- [Task statement] Please quote the material exactly, every line of it.

_____

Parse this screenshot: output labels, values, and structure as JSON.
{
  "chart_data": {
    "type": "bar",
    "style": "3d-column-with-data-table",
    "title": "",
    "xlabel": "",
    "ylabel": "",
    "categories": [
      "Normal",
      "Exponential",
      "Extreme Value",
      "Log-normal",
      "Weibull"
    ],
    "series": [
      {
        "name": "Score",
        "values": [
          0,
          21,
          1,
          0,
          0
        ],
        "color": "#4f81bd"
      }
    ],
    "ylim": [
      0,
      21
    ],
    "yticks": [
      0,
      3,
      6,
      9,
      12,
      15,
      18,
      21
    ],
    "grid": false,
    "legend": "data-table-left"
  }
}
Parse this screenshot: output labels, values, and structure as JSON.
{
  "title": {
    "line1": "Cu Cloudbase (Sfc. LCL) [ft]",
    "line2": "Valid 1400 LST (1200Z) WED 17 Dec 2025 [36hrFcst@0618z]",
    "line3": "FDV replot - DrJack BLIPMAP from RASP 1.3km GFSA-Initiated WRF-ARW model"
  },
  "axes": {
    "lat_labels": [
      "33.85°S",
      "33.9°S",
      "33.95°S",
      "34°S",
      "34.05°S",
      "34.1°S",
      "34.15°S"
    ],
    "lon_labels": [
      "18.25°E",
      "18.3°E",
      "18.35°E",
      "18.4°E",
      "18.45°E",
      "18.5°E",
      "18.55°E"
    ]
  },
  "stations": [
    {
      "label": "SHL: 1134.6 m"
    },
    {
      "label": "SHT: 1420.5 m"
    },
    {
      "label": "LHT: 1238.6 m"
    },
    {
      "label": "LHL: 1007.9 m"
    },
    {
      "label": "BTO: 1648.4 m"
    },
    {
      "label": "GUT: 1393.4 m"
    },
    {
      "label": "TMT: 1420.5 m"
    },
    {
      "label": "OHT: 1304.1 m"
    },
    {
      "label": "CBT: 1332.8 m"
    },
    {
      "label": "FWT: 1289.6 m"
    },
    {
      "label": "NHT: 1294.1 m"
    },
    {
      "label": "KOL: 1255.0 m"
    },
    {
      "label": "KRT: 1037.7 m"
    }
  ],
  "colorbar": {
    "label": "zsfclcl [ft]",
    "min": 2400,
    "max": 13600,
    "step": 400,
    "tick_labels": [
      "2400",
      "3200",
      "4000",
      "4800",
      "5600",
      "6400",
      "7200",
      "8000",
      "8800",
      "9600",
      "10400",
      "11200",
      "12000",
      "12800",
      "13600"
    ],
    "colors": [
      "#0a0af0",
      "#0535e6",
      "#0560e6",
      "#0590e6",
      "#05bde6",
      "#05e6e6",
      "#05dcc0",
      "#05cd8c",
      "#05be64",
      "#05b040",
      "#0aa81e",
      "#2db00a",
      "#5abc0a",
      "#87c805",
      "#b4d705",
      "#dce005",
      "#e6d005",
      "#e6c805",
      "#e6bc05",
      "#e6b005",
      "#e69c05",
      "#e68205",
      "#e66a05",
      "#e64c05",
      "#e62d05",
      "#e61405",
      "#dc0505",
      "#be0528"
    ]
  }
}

_____

- [Answer to this problem]
Parse this screenshot: output labels, values, and structure as JSON.
{
  "chart_data": {
    "type": "bar",
    "style": "3d-column-with-data-table",
    "title": "",
    "xlabel": "",
    "ylabel": "",
    "categories": [
      "Normal",
      "Exponential",
      "Extreme Value",
      "Log-normal",
      "Weibull"
    ],
    "series": [
      {
        "name": "Score",
        "values": [
          0,
          21,
          1,
          0,
          0
        ],
        "color": "#4f81bd"
      }
    ],
    "ylim": [
      0,
      21
    ],
    "yticks": [
      0,
      3,
      6,
      9,
      12,
      15,
      18,
      21
    ],
    "grid": false,
    "legend": "data-table-left"
  }
}
Parse this screenshot: output labels, values, and structure as JSON.
{
  "title": {
    "line1": "Cu Cloudbase (Sfc. LCL) [ft]",
    "line2": "Valid 1400 LST (1200Z) WED 17 Dec 2025 [36hrFcst@0618z]",
    "line3": "FDV replot - DrJack BLIPMAP from RASP 1.3km GFSA-Initiated WRF-ARW model"
  },
  "axes": {
    "lat_labels": [
      "33.85°S",
      "33.9°S",
      "33.95°S",
      "34°S",
      "34.05°S",
      "34.1°S",
      "34.15°S"
    ],
    "lon_labels": [
      "18.25°E",
      "18.3°E",
      "18.35°E",
      "18.4°E",
      "18.45°E",
      "18.5°E",
      "18.55°E"
    ]
  },
  "stations": [
    {
      "label": "SHL: 1134.6 m"
    },
    {
      "label": "SHT: 1420.5 m"
    },
    {
      "label": "LHT: 1238.6 m"
    },
    {
      "label": "LHL: 1007.9 m"
    },
    {
      "label": "BTO: 1648.4 m"
    },
    {
      "label": "GUT: 1393.4 m"
    },
    {
      "label": "TMT: 1420.5 m"
    },
    {
      "label": "OHT: 1304.1 m"
    },
    {
      "label": "CBT: 1332.8 m"
    },
    {
      "label": "FWT: 1289.6 m"
    },
    {
      "label": "NHT: 1294.1 m"
    },
    {
      "label": "KOL: 1255.0 m"
    },
    {
      "label": "KRT: 1037.7 m"
    }
  ],
  "colorbar": {
    "label": "zsfclcl [ft]",
    "min": 2400,
    "max": 13600,
    "step": 400,
    "tick_labels": [
      "2400",
      "3200",
      "4000",
      "4800",
      "5600",
      "6400",
      "7200",
      "8000",
      "8800",
      "9600",
      "10400",
      "11200",
      "12000",
      "12800",
      "13600"
    ],
    "colors": [
      "#0a0af0",
      "#0535e6",
      "#0560e6",
      "#0590e6",
      "#05bde6",
      "#05e6e6",
      "#05dcc0",
      "#05cd8c",
      "#05be64",
      "#05b040",
      "#0aa81e",
      "#2db00a",
      "#5abc0a",
      "#87c805",
      "#b4d705",
      "#dce005",
      "#e6d005",
      "#e6c805",
      "#e6bc05",
      "#e6b005",
      "#e69c05",
      "#e68205",
      "#e66a05",
      "#e64c05",
      "#e62d05",
      "#e61405",
      "#dc0505",
      "#be0528"
    ]
  }
}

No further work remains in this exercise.